## START Data section

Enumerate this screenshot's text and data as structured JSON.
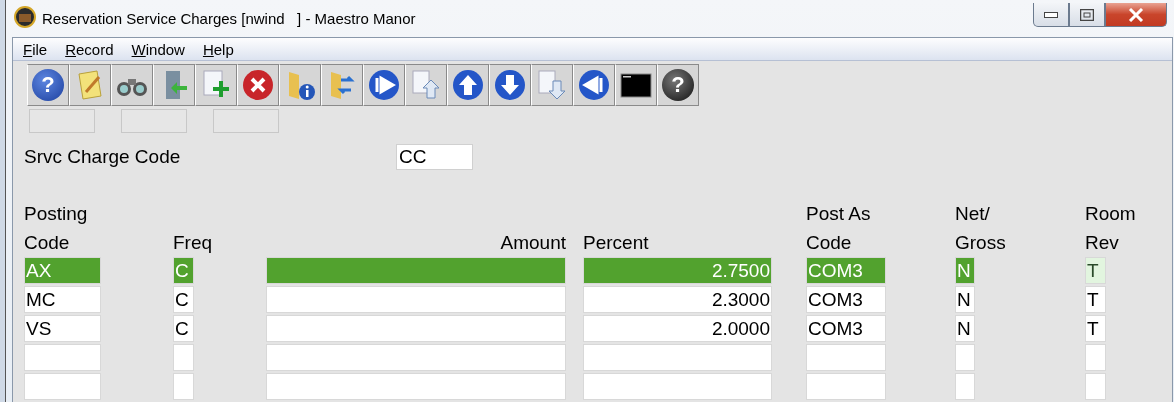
{
  "window": {
    "title": "Reservation Service Charges [nwind   ] - Maestro Manor"
  },
  "menu": [
    {
      "label": "File"
    },
    {
      "label": "Record"
    },
    {
      "label": "Window"
    },
    {
      "label": "Help"
    }
  ],
  "toolbar": [
    {
      "kind": "help",
      "glyph": "?"
    },
    {
      "kind": "notepad"
    },
    {
      "kind": "binoculars"
    },
    {
      "kind": "exit"
    },
    {
      "kind": "add"
    },
    {
      "kind": "delete"
    },
    {
      "kind": "folder-info"
    },
    {
      "kind": "folder-refresh"
    },
    {
      "kind": "first"
    },
    {
      "kind": "doc-up"
    },
    {
      "kind": "up"
    },
    {
      "kind": "down"
    },
    {
      "kind": "doc-down"
    },
    {
      "kind": "last"
    },
    {
      "kind": "console"
    },
    {
      "kind": "globe-help",
      "glyph": "?"
    }
  ],
  "srvc_charge_code": {
    "label": "Srvc Charge Code",
    "value": "CC"
  },
  "table": {
    "columns": [
      [
        "Posting",
        "Code"
      ],
      [
        "Freq"
      ],
      [
        "Amount"
      ],
      [
        "Percent"
      ],
      [
        "Post As",
        "Code"
      ],
      [
        "Net/",
        "Gross"
      ],
      [
        "Room",
        "Rev"
      ]
    ],
    "rows": [
      {
        "selected": true,
        "code": "AX",
        "freq": "C",
        "percent": "2.7500",
        "post_as": "COM3",
        "net_gross": "N",
        "room_rev": "T"
      },
      {
        "selected": false,
        "code": "MC",
        "freq": "C",
        "percent": "2.3000",
        "post_as": "COM3",
        "net_gross": "N",
        "room_rev": "T"
      },
      {
        "selected": false,
        "code": "VS",
        "freq": "C",
        "percent": "2.0000",
        "post_as": "COM3",
        "net_gross": "N",
        "room_rev": "T"
      },
      {
        "selected": false
      },
      {
        "selected": false
      }
    ]
  }
}
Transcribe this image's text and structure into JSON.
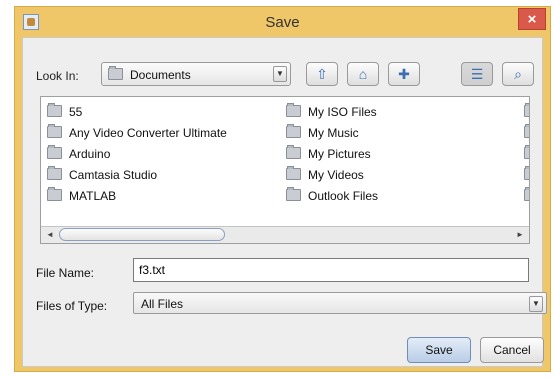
{
  "window": {
    "title": "Save",
    "close_glyph": "×",
    "app_icon": "java-app-icon"
  },
  "look_in": {
    "label": "Look In:",
    "value": "Documents",
    "arrow": "▼"
  },
  "toolbar": {
    "buttons": [
      {
        "name": "up-one-level",
        "icon": "folder-up-icon",
        "glyph": "⇧"
      },
      {
        "name": "home",
        "icon": "home-icon",
        "glyph": "⌂"
      },
      {
        "name": "create-new-folder",
        "icon": "new-folder-icon",
        "glyph": "✚"
      },
      {
        "name": "list-view",
        "icon": "list-view-icon",
        "glyph": "☰"
      },
      {
        "name": "details-view",
        "icon": "details-view-icon",
        "glyph": "⌕"
      }
    ]
  },
  "files": {
    "col1": [
      "55",
      "Any Video Converter Ultimate",
      "Arduino",
      "Camtasia Studio",
      "MATLAB"
    ],
    "col2": [
      "My ISO Files",
      "My Music",
      "My Pictures",
      "My Videos",
      "Outlook Files"
    ]
  },
  "scrollbar": {
    "left_arrow": "◄",
    "right_arrow": "►"
  },
  "file_name": {
    "label": "File Name:",
    "value": "f3.txt"
  },
  "file_type": {
    "label": "Files of Type:",
    "value": "All Files",
    "arrow": "▼"
  },
  "actions": {
    "save_label": "Save",
    "cancel_label": "Cancel"
  },
  "colors": {
    "titlebar": "#efc768",
    "close": "#d95a4a",
    "panel": "#eeeeee"
  }
}
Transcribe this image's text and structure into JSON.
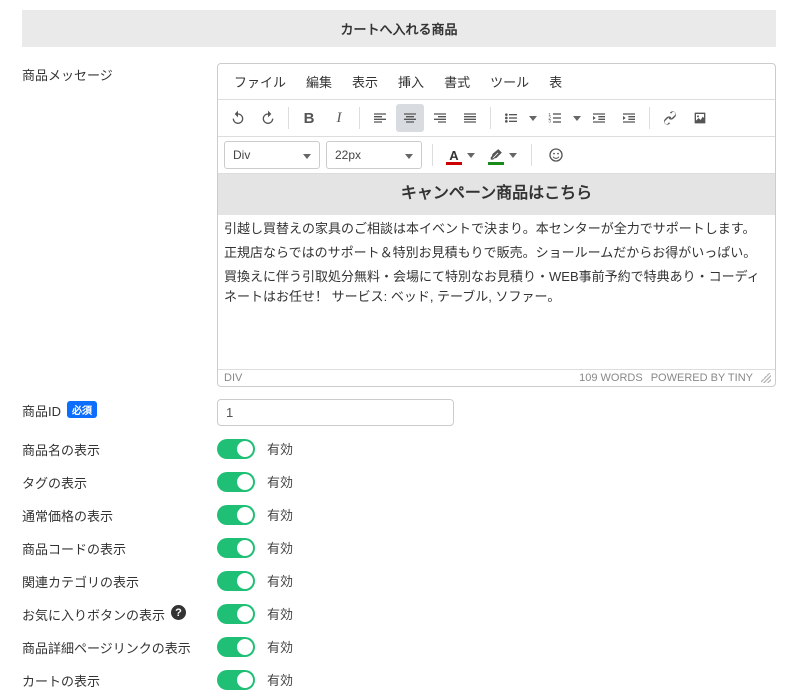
{
  "section_header": "カートへ入れる商品",
  "labels": {
    "product_message": "商品メッセージ",
    "product_id": "商品ID",
    "show_name": "商品名の表示",
    "show_tag": "タグの表示",
    "show_price": "通常価格の表示",
    "show_code": "商品コードの表示",
    "show_category": "関連カテゴリの表示",
    "show_favorite": "お気に入りボタンの表示",
    "show_detail_link": "商品詳細ページリンクの表示",
    "show_cart": "カートの表示",
    "required": "必須",
    "enabled": "有効"
  },
  "editor": {
    "menus": {
      "file": "ファイル",
      "edit": "編集",
      "view": "表示",
      "insert": "挿入",
      "format": "書式",
      "tools": "ツール",
      "table": "表"
    },
    "format_select": "Div",
    "fontsize_select": "22px",
    "status_path": "DIV",
    "word_count": "109 WORDS",
    "powered": "POWERED BY TINY",
    "content": {
      "heading": "キャンペーン商品はこちら",
      "p1": "引越し買替えの家具のご相談は本イベントで決まり。本センターが全力でサポートします。",
      "p2": "正規店ならではのサポート＆特別お見積もりで販売。ショールームだからお得がいっぱい。",
      "p3": "買換えに伴う引取処分無料・会場にて特別なお見積り・WEB事前予約で特典あり・コーディネートはお任せ！ サービス: ベッド, テーブル, ソファー。"
    }
  },
  "product_id_value": "1"
}
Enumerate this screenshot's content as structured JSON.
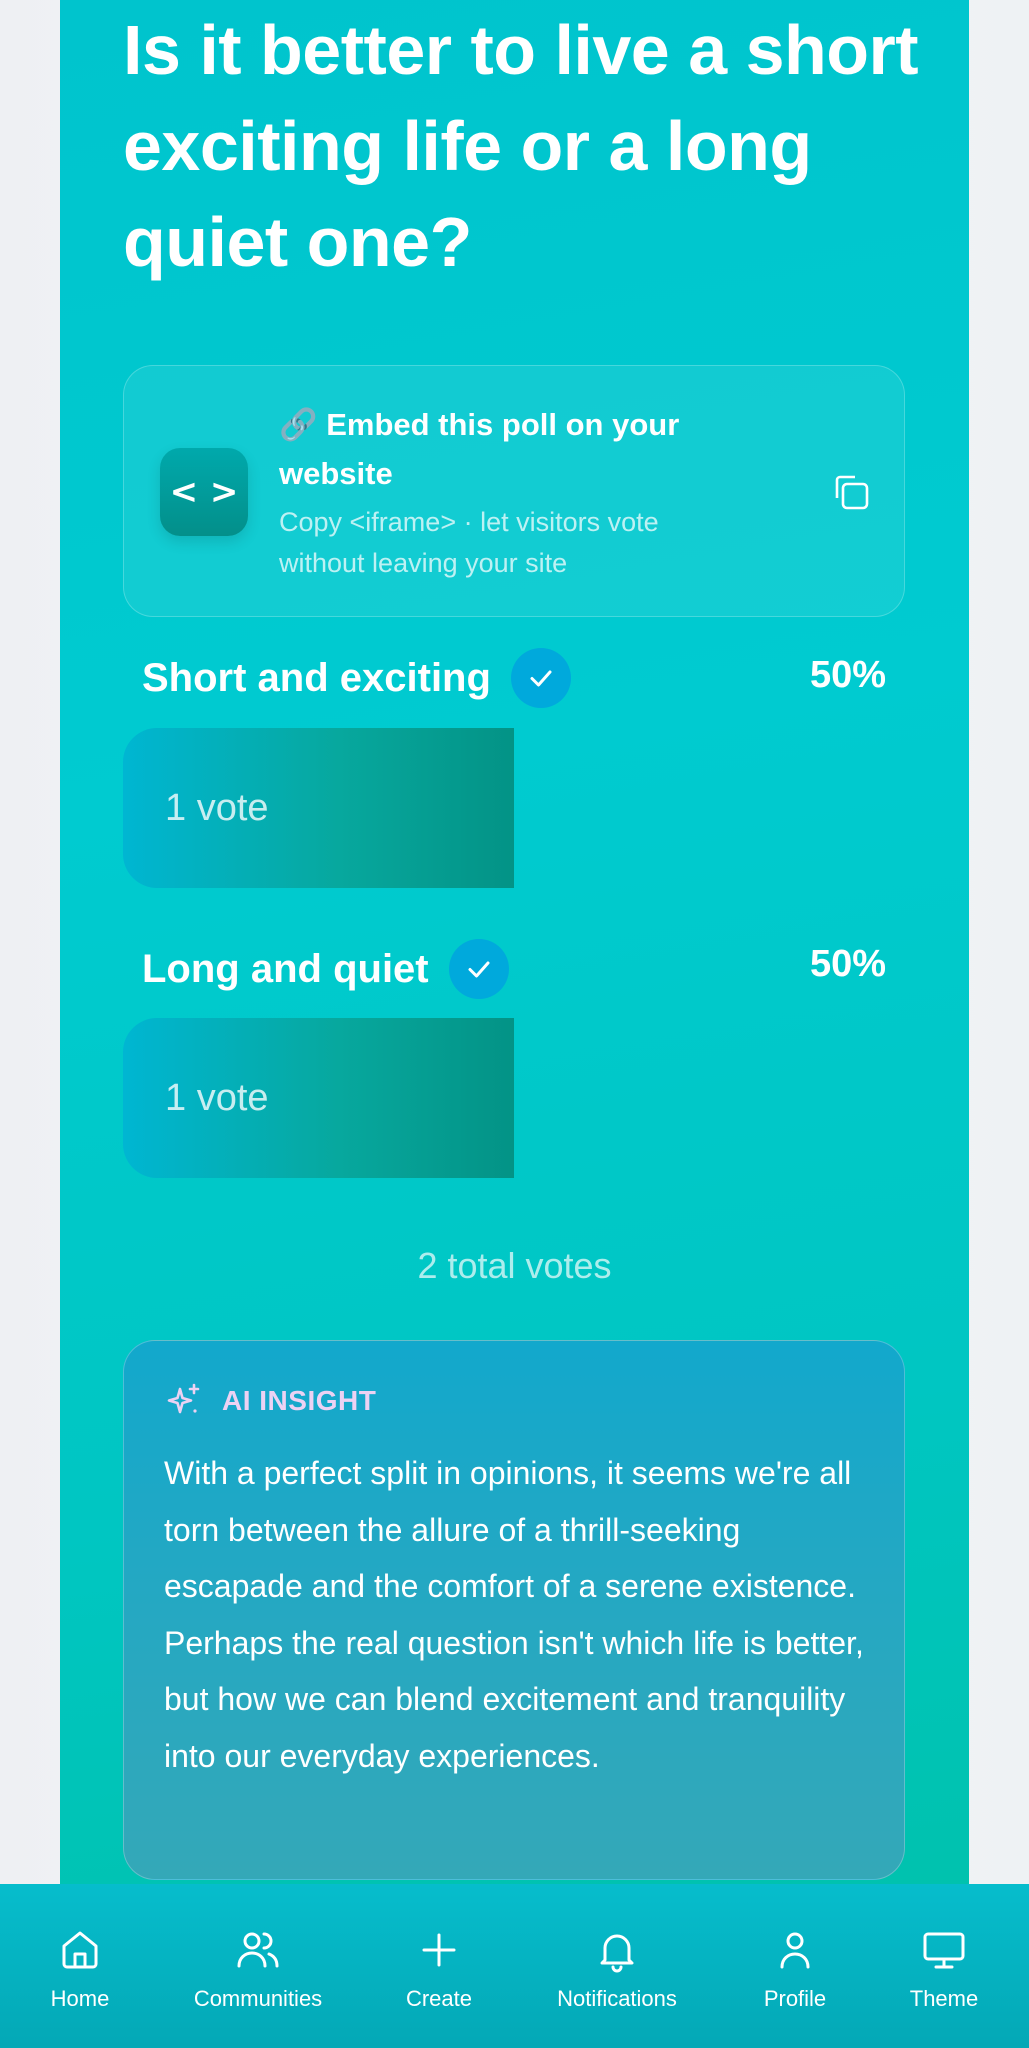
{
  "poll": {
    "question": "Is it better to live a short exciting life or a long quiet one?",
    "total_votes": "2 total votes"
  },
  "embed": {
    "title": "🔗 Embed this poll on your website",
    "subtitle": "Copy <iframe> · let visitors vote without leaving your site",
    "icon_glyph": "< >"
  },
  "options": [
    {
      "label": "Short and exciting",
      "percent": "50%",
      "votes_label": "1 vote",
      "share": 0.5,
      "selected": true
    },
    {
      "label": "Long and quiet",
      "percent": "50%",
      "votes_label": "1 vote",
      "share": 0.5,
      "selected": true
    }
  ],
  "insight": {
    "heading": "AI INSIGHT",
    "text": "With a perfect split in opinions, it seems we're all torn between the allure of a thrill-seeking escapade and the comfort of a serene existence. Perhaps the real question isn't which life is better, but how we can blend excitement and tranquility into our everyday experiences."
  },
  "nav": {
    "items": [
      {
        "label": "Home",
        "icon": "home-icon"
      },
      {
        "label": "Communities",
        "icon": "users-icon"
      },
      {
        "label": "Create",
        "icon": "plus-icon"
      },
      {
        "label": "Notifications",
        "icon": "bell-icon"
      },
      {
        "label": "Profile",
        "icon": "user-icon"
      },
      {
        "label": "Theme",
        "icon": "monitor-icon"
      }
    ]
  },
  "colors": {
    "card": "#00c8ce",
    "bar_fill_start": "#00b6d2",
    "bar_fill_end": "#039386",
    "check": "#00a9dc",
    "insight_heading": "#ecd2f3",
    "nav": "#05b3c2"
  }
}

## END Data section

**Problem details**
Skip the images and write out the rest of the listing exactly.

**Task answer**
Enumerate this screenshot's text and data as structured JSON.
{
  "window": {
    "title": "Reservation Service Charges [nwind   ] - Maestro Manor"
  },
  "menu": [
    {
      "label": "File"
    },
    {
      "label": "Record"
    },
    {
      "label": "Window"
    },
    {
      "label": "Help"
    }
  ],
  "toolbar": [
    {
      "kind": "help",
      "glyph": "?"
    },
    {
      "kind": "notepad"
    },
    {
      "kind": "binoculars"
    },
    {
      "kind": "exit"
    },
    {
      "kind": "add"
    },
    {
      "kind": "delete"
    },
    {
      "kind": "folder-info"
    },
    {
      "kind": "folder-refresh"
    },
    {
      "kind": "first"
    },
    {
      "kind": "doc-up"
    },
    {
      "kind": "up"
    },
    {
      "kind": "down"
    },
    {
      "kind": "doc-down"
    },
    {
      "kind": "last"
    },
    {
      "kind": "console"
    },
    {
      "kind": "globe-help",
      "glyph": "?"
    }
  ],
  "srvc_charge_code": {
    "label": "Srvc Charge Code",
    "value": "CC"
  },
  "table": {
    "columns": [
      [
        "Posting",
        "Code"
      ],
      [
        "Freq"
      ],
      [
        "Amount"
      ],
      [
        "Percent"
      ],
      [
        "Post As",
        "Code"
      ],
      [
        "Net/",
        "Gross"
      ],
      [
        "Room",
        "Rev"
      ]
    ],
    "rows": [
      {
        "selected": true,
        "code": "AX",
        "freq": "C",
        "percent": "2.7500",
        "post_as": "COM3",
        "net_gross": "N",
        "room_rev": "T"
      },
      {
        "selected": false,
        "code": "MC",
        "freq": "C",
        "percent": "2.3000",
        "post_as": "COM3",
        "net_gross": "N",
        "room_rev": "T"
      },
      {
        "selected": false,
        "code": "VS",
        "freq": "C",
        "percent": "2.0000",
        "post_as": "COM3",
        "net_gross": "N",
        "room_rev": "T"
      },
      {
        "selected": false
      },
      {
        "selected": false
      }
    ]
  }
}
Transcribe this image's text and structure into JSON.
{
  "window": {
    "title": "Save",
    "close_glyph": "×",
    "app_icon": "java-app-icon"
  },
  "look_in": {
    "label": "Look In:",
    "value": "Documents",
    "arrow": "▼"
  },
  "toolbar": {
    "buttons": [
      {
        "name": "up-one-level",
        "icon": "folder-up-icon",
        "glyph": "⇧"
      },
      {
        "name": "home",
        "icon": "home-icon",
        "glyph": "⌂"
      },
      {
        "name": "create-new-folder",
        "icon": "new-folder-icon",
        "glyph": "✚"
      },
      {
        "name": "list-view",
        "icon": "list-view-icon",
        "glyph": "☰"
      },
      {
        "name": "details-view",
        "icon": "details-view-icon",
        "glyph": "⌕"
      }
    ]
  },
  "files": {
    "col1": [
      "55",
      "Any Video Converter Ultimate",
      "Arduino",
      "Camtasia Studio",
      "MATLAB"
    ],
    "col2": [
      "My ISO Files",
      "My Music",
      "My Pictures",
      "My Videos",
      "Outlook Files"
    ]
  },
  "scrollbar": {
    "left_arrow": "◄",
    "right_arrow": "►"
  },
  "file_name": {
    "label": "File Name:",
    "value": "f3.txt"
  },
  "file_type": {
    "label": "Files of Type:",
    "value": "All Files",
    "arrow": "▼"
  },
  "actions": {
    "save_label": "Save",
    "cancel_label": "Cancel"
  },
  "colors": {
    "titlebar": "#efc768",
    "close": "#d95a4a",
    "panel": "#eeeeee"
  }
}
Transcribe this image's text and structure into JSON.
{
  "section_header": "カートへ入れる商品",
  "labels": {
    "product_message": "商品メッセージ",
    "product_id": "商品ID",
    "show_name": "商品名の表示",
    "show_tag": "タグの表示",
    "show_price": "通常価格の表示",
    "show_code": "商品コードの表示",
    "show_category": "関連カテゴリの表示",
    "show_favorite": "お気に入りボタンの表示",
    "show_detail_link": "商品詳細ページリンクの表示",
    "show_cart": "カートの表示",
    "required": "必須",
    "enabled": "有効"
  },
  "editor": {
    "menus": {
      "file": "ファイル",
      "edit": "編集",
      "view": "表示",
      "insert": "挿入",
      "format": "書式",
      "tools": "ツール",
      "table": "表"
    },
    "format_select": "Div",
    "fontsize_select": "22px",
    "status_path": "DIV",
    "word_count": "109 WORDS",
    "powered": "POWERED BY TINY",
    "content": {
      "heading": "キャンペーン商品はこちら",
      "p1": "引越し買替えの家具のご相談は本イベントで決まり。本センターが全力でサポートします。",
      "p2": "正規店ならではのサポート＆特別お見積もりで販売。ショールームだからお得がいっぱい。",
      "p3": "買換えに伴う引取処分無料・会場にて特別なお見積り・WEB事前予約で特典あり・コーディネートはお任せ！ サービス: ベッド, テーブル, ソファー。"
    }
  },
  "product_id_value": "1"
}
Enumerate this screenshot's content as structured JSON.
{
  "poll": {
    "question": "Is it better to live a short exciting life or a long quiet one?",
    "total_votes": "2 total votes"
  },
  "embed": {
    "title": "🔗 Embed this poll on your website",
    "subtitle": "Copy <iframe> · let visitors vote without leaving your site",
    "icon_glyph": "< >"
  },
  "options": [
    {
      "label": "Short and exciting",
      "percent": "50%",
      "votes_label": "1 vote",
      "share": 0.5,
      "selected": true
    },
    {
      "label": "Long and quiet",
      "percent": "50%",
      "votes_label": "1 vote",
      "share": 0.5,
      "selected": true
    }
  ],
  "insight": {
    "heading": "AI INSIGHT",
    "text": "With a perfect split in opinions, it seems we're all torn between the allure of a thrill-seeking escapade and the comfort of a serene existence. Perhaps the real question isn't which life is better, but how we can blend excitement and tranquility into our everyday experiences."
  },
  "nav": {
    "items": [
      {
        "label": "Home",
        "icon": "home-icon"
      },
      {
        "label": "Communities",
        "icon": "users-icon"
      },
      {
        "label": "Create",
        "icon": "plus-icon"
      },
      {
        "label": "Notifications",
        "icon": "bell-icon"
      },
      {
        "label": "Profile",
        "icon": "user-icon"
      },
      {
        "label": "Theme",
        "icon": "monitor-icon"
      }
    ]
  },
  "colors": {
    "card": "#00c8ce",
    "bar_fill_start": "#00b6d2",
    "bar_fill_end": "#039386",
    "check": "#00a9dc",
    "insight_heading": "#ecd2f3",
    "nav": "#05b3c2"
  }
}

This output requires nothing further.